Begin INFORMATION SHOWN

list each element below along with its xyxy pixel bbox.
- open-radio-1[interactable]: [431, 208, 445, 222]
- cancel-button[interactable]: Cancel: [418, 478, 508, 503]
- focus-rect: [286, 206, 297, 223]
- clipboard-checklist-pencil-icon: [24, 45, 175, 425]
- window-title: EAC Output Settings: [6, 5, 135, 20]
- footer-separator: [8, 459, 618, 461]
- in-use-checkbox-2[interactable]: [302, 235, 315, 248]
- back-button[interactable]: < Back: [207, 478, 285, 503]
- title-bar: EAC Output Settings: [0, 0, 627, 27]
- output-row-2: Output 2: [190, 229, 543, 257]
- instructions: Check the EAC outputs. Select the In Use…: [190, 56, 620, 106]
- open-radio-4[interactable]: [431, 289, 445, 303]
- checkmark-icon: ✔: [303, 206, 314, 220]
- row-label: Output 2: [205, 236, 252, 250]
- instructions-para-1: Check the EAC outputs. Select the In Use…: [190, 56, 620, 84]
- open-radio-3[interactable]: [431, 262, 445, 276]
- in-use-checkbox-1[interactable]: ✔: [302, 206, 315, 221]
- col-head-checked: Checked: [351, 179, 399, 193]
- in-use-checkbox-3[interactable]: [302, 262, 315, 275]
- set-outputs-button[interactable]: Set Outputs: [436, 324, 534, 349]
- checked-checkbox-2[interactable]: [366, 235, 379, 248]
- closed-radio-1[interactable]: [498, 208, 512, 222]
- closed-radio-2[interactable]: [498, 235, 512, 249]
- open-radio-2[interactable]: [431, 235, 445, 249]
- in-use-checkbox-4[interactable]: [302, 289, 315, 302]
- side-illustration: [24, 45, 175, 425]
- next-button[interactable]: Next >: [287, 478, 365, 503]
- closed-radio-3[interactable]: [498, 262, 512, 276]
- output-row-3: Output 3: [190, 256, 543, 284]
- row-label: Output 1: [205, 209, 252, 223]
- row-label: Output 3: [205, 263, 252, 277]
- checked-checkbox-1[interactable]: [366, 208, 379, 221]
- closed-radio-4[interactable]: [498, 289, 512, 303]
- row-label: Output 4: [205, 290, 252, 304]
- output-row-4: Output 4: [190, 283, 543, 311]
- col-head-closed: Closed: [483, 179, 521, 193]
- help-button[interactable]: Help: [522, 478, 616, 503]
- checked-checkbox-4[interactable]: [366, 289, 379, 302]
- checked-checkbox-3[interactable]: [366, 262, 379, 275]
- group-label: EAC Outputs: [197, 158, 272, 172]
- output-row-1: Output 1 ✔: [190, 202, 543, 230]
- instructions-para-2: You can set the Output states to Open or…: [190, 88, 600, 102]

End INFORMATION SHOWN

Print every line of the records above again, character for character, with nothing added, dropped, or changed.

OUTPUT FOR THIS EXERCISE:
list each element below along with its xyxy pixel bbox.
- open-radio-1[interactable]: [431, 208, 445, 222]
- cancel-button[interactable]: Cancel: [418, 478, 508, 503]
- focus-rect: [286, 206, 297, 223]
- clipboard-checklist-pencil-icon: [24, 45, 175, 425]
- window-title: EAC Output Settings: [6, 5, 135, 20]
- footer-separator: [8, 459, 618, 461]
- in-use-checkbox-2[interactable]: [302, 235, 315, 248]
- back-button[interactable]: < Back: [207, 478, 285, 503]
- title-bar: EAC Output Settings: [0, 0, 627, 27]
- output-row-2: Output 2: [190, 229, 543, 257]
- instructions: Check the EAC outputs. Select the In Use…: [190, 56, 620, 106]
- open-radio-4[interactable]: [431, 289, 445, 303]
- checkmark-icon: ✔: [303, 206, 314, 220]
- row-label: Output 2: [205, 236, 252, 250]
- instructions-para-1: Check the EAC outputs. Select the In Use…: [190, 56, 620, 84]
- open-radio-3[interactable]: [431, 262, 445, 276]
- in-use-checkbox-1[interactable]: ✔: [302, 206, 315, 221]
- col-head-checked: Checked: [351, 179, 399, 193]
- in-use-checkbox-3[interactable]: [302, 262, 315, 275]
- set-outputs-button[interactable]: Set Outputs: [436, 324, 534, 349]
- checked-checkbox-2[interactable]: [366, 235, 379, 248]
- closed-radio-1[interactable]: [498, 208, 512, 222]
- closed-radio-2[interactable]: [498, 235, 512, 249]
- open-radio-2[interactable]: [431, 235, 445, 249]
- in-use-checkbox-4[interactable]: [302, 289, 315, 302]
- side-illustration: [24, 45, 175, 425]
- next-button[interactable]: Next >: [287, 478, 365, 503]
- closed-radio-3[interactable]: [498, 262, 512, 276]
- output-row-3: Output 3: [190, 256, 543, 284]
- row-label: Output 1: [205, 209, 252, 223]
- row-label: Output 3: [205, 263, 252, 277]
- checked-checkbox-1[interactable]: [366, 208, 379, 221]
- closed-radio-4[interactable]: [498, 289, 512, 303]
- row-label: Output 4: [205, 290, 252, 304]
- output-row-4: Output 4: [190, 283, 543, 311]
- col-head-closed: Closed: [483, 179, 521, 193]
- help-button[interactable]: Help: [522, 478, 616, 503]
- checked-checkbox-4[interactable]: [366, 289, 379, 302]
- checked-checkbox-3[interactable]: [366, 262, 379, 275]
- group-label: EAC Outputs: [197, 158, 272, 172]
- output-row-1: Output 1 ✔: [190, 202, 543, 230]
- instructions-para-2: You can set the Output states to Open or…: [190, 88, 600, 102]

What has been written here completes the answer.